Your instructions
What is the number of lines in these entries that include "METEOGIORNALE"? Write that number and no other text.

Rows from a figure dataset
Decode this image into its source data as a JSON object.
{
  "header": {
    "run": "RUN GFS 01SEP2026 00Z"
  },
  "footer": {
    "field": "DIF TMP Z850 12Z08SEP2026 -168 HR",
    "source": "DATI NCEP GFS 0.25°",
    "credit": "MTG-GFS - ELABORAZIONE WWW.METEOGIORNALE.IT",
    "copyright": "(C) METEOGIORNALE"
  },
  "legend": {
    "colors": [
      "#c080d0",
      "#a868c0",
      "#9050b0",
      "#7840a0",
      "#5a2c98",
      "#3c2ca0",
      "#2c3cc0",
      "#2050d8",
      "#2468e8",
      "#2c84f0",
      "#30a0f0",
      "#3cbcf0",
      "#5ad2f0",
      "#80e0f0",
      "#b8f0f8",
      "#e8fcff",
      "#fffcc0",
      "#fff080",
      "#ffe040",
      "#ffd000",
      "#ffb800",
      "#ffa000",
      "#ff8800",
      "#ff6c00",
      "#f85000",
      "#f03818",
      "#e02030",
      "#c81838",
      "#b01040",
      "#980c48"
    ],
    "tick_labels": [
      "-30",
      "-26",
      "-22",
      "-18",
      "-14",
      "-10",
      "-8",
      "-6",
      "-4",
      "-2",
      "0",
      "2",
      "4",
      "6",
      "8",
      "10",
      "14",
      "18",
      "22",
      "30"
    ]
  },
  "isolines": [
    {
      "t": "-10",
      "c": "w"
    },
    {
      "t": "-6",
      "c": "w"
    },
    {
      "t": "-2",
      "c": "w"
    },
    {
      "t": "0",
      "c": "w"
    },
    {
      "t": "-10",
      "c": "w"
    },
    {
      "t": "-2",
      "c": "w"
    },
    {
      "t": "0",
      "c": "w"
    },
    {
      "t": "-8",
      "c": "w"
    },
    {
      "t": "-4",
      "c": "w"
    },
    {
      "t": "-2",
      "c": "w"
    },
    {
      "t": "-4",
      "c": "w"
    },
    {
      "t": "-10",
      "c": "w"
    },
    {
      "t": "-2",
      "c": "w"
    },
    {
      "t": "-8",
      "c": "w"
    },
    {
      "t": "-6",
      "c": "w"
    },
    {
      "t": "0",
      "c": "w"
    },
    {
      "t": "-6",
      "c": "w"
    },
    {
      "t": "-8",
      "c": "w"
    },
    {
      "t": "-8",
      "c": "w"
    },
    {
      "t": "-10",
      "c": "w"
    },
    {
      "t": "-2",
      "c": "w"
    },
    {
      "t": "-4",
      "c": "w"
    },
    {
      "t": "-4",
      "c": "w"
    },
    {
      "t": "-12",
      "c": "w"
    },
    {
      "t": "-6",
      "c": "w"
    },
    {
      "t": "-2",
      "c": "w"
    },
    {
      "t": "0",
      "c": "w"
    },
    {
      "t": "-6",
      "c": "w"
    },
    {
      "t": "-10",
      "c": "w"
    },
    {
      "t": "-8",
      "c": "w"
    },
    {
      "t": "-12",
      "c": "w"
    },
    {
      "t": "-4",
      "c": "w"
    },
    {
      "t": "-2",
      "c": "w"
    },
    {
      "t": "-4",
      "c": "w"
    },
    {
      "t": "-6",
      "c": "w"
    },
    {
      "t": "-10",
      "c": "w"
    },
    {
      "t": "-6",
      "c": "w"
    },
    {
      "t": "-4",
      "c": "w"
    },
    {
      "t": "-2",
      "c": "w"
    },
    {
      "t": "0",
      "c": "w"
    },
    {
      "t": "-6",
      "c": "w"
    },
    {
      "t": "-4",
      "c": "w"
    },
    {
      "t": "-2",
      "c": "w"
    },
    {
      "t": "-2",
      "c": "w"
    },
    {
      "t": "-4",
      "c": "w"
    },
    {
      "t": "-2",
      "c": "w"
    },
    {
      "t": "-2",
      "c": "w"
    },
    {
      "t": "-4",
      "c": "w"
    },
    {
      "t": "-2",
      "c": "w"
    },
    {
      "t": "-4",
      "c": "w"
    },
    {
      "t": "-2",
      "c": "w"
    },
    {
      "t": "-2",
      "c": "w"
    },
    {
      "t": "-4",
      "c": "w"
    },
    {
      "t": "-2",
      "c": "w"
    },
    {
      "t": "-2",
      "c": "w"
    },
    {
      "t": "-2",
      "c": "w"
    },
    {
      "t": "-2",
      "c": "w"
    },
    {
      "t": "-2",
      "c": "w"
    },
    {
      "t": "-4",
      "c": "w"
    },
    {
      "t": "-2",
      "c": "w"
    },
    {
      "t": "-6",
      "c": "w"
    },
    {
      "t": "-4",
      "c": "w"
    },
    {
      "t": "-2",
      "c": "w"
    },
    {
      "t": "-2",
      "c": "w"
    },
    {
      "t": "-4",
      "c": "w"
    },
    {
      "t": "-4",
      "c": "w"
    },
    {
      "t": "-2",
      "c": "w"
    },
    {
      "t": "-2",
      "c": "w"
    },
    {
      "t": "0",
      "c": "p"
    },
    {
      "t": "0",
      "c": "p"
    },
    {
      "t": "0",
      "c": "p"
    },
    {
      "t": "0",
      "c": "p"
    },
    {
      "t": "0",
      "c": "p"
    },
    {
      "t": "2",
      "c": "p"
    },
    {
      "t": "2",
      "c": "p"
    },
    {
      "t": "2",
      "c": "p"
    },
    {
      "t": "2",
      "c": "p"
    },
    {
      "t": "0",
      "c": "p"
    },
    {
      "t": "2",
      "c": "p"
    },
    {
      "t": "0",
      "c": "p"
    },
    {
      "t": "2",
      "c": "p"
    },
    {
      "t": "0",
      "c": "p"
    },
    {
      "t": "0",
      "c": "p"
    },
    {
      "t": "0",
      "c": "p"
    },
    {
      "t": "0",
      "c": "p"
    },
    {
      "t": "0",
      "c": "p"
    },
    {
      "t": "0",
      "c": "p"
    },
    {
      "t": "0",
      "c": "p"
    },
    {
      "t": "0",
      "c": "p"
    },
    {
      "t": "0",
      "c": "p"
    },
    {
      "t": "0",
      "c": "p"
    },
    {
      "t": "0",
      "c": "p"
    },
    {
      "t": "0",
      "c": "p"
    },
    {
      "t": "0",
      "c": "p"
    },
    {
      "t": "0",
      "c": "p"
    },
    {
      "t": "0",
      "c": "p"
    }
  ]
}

Correct answer
2